• **WHAT TO WORK ON**:
Copy out each line that includes the word "входит".

____

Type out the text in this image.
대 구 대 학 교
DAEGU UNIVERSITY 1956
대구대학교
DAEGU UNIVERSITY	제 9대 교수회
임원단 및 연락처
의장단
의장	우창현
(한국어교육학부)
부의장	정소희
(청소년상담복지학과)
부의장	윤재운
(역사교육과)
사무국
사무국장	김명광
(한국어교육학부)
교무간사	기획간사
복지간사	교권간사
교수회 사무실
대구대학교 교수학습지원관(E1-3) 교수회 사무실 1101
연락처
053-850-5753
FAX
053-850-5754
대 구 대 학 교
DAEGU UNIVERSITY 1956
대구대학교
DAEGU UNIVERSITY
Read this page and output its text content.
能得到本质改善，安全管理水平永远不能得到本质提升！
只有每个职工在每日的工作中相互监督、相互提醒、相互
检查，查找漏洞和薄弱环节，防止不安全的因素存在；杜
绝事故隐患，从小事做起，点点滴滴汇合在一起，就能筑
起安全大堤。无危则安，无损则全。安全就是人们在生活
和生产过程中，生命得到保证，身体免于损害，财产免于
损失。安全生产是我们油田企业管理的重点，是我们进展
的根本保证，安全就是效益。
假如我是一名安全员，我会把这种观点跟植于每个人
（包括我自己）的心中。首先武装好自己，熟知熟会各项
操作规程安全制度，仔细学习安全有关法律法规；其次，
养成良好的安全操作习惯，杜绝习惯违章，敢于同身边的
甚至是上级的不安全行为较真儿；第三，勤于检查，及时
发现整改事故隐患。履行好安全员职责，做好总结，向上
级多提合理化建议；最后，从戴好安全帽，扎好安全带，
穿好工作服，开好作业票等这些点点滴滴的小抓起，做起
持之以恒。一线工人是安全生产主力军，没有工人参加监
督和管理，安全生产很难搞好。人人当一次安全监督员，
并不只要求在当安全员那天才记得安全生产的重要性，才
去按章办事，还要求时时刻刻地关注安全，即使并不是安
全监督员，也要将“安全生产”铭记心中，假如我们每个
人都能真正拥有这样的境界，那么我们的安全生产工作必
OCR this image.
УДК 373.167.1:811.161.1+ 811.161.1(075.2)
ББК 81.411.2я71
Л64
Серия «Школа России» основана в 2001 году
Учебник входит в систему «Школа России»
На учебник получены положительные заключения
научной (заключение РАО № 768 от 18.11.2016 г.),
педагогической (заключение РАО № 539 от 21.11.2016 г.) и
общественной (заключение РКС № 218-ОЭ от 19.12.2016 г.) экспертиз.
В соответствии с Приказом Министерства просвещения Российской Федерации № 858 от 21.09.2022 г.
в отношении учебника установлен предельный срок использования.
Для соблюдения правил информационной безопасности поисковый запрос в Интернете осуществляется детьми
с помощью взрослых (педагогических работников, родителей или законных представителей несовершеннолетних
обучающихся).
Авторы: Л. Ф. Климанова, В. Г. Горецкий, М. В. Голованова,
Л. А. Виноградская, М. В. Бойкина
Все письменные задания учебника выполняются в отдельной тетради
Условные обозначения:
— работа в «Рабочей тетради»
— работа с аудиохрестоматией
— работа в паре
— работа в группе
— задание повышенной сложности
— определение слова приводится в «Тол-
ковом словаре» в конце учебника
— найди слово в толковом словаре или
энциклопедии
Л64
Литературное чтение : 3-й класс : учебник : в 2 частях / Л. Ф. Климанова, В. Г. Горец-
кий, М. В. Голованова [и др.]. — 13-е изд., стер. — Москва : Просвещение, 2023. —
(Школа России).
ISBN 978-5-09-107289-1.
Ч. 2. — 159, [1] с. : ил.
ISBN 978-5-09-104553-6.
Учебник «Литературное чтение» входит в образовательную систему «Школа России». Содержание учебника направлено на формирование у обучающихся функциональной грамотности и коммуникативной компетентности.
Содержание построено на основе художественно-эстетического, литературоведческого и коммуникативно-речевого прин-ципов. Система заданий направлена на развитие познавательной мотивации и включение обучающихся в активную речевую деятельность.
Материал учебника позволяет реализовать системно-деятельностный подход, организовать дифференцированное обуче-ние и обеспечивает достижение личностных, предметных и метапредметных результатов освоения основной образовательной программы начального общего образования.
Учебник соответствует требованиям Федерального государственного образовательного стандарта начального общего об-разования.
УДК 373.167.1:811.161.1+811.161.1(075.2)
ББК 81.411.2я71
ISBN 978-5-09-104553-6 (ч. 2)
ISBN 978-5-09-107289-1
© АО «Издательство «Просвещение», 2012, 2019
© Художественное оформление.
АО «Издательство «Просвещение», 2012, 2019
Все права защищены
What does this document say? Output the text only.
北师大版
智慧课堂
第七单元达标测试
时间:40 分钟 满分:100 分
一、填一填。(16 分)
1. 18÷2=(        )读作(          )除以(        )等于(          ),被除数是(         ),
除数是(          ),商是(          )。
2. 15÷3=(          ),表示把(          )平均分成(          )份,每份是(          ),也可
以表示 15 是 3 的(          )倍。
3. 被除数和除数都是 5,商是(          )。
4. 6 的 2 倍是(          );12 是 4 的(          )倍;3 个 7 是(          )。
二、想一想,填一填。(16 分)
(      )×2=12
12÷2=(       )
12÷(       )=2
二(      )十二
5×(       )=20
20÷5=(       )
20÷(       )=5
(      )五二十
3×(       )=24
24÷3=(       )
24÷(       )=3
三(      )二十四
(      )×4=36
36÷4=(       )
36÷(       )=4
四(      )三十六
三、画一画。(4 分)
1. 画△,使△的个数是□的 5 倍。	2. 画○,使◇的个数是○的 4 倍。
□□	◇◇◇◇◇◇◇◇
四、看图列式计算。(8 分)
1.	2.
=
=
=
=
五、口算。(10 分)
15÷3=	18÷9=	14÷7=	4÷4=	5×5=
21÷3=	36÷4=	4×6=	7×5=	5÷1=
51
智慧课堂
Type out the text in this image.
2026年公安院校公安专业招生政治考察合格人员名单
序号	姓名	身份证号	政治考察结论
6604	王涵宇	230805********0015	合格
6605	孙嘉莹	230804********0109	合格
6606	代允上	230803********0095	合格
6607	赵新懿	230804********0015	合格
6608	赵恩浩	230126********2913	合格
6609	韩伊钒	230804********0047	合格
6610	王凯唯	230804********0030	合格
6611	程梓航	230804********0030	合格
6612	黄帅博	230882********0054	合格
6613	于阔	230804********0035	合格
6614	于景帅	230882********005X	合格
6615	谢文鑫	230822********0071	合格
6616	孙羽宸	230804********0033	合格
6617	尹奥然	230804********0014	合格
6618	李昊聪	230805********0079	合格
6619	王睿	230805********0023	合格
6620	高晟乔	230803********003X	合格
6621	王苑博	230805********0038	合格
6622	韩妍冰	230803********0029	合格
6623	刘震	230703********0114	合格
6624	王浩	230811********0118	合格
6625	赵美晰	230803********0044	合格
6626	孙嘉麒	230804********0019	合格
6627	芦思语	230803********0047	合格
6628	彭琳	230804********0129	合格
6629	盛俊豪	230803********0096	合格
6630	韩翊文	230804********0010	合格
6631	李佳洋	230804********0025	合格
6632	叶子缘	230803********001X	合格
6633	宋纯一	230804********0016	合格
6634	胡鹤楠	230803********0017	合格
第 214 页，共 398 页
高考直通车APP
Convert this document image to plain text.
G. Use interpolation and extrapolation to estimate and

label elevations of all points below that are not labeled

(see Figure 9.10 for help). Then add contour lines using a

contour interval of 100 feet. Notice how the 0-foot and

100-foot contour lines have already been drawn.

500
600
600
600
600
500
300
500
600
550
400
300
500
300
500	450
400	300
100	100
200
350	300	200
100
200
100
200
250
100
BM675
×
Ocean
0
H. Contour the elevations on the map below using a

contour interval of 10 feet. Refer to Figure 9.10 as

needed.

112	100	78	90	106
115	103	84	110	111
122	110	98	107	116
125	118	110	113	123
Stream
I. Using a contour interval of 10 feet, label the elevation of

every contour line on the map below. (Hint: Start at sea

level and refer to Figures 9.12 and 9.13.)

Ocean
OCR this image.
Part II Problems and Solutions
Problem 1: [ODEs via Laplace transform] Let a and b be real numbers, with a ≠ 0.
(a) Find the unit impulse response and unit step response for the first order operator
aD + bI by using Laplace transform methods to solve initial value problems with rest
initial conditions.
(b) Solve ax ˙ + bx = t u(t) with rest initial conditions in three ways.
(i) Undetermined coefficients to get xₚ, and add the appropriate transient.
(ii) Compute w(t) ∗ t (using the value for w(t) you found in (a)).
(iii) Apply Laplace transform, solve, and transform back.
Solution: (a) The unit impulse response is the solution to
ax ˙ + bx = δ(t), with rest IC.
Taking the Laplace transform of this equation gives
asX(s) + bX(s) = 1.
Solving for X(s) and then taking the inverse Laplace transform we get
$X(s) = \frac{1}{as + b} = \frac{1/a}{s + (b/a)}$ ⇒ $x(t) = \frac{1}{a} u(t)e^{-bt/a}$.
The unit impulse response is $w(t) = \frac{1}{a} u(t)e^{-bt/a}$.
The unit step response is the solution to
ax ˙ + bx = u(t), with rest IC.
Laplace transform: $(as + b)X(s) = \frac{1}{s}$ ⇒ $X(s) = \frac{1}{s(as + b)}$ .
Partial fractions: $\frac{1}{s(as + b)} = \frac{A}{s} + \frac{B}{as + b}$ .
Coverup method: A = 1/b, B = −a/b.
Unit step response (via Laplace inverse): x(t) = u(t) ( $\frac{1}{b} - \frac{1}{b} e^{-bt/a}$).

____

• **ANSWER TO THE PROBLEM**:
Учебник входит в систему «Школа России»
Учебник «Литературное чтение» входит в образовательную систему «Школа России». Содержание учебника направлено на формирование у обучающихся функциональной грамотности и коммуникативной компетентности.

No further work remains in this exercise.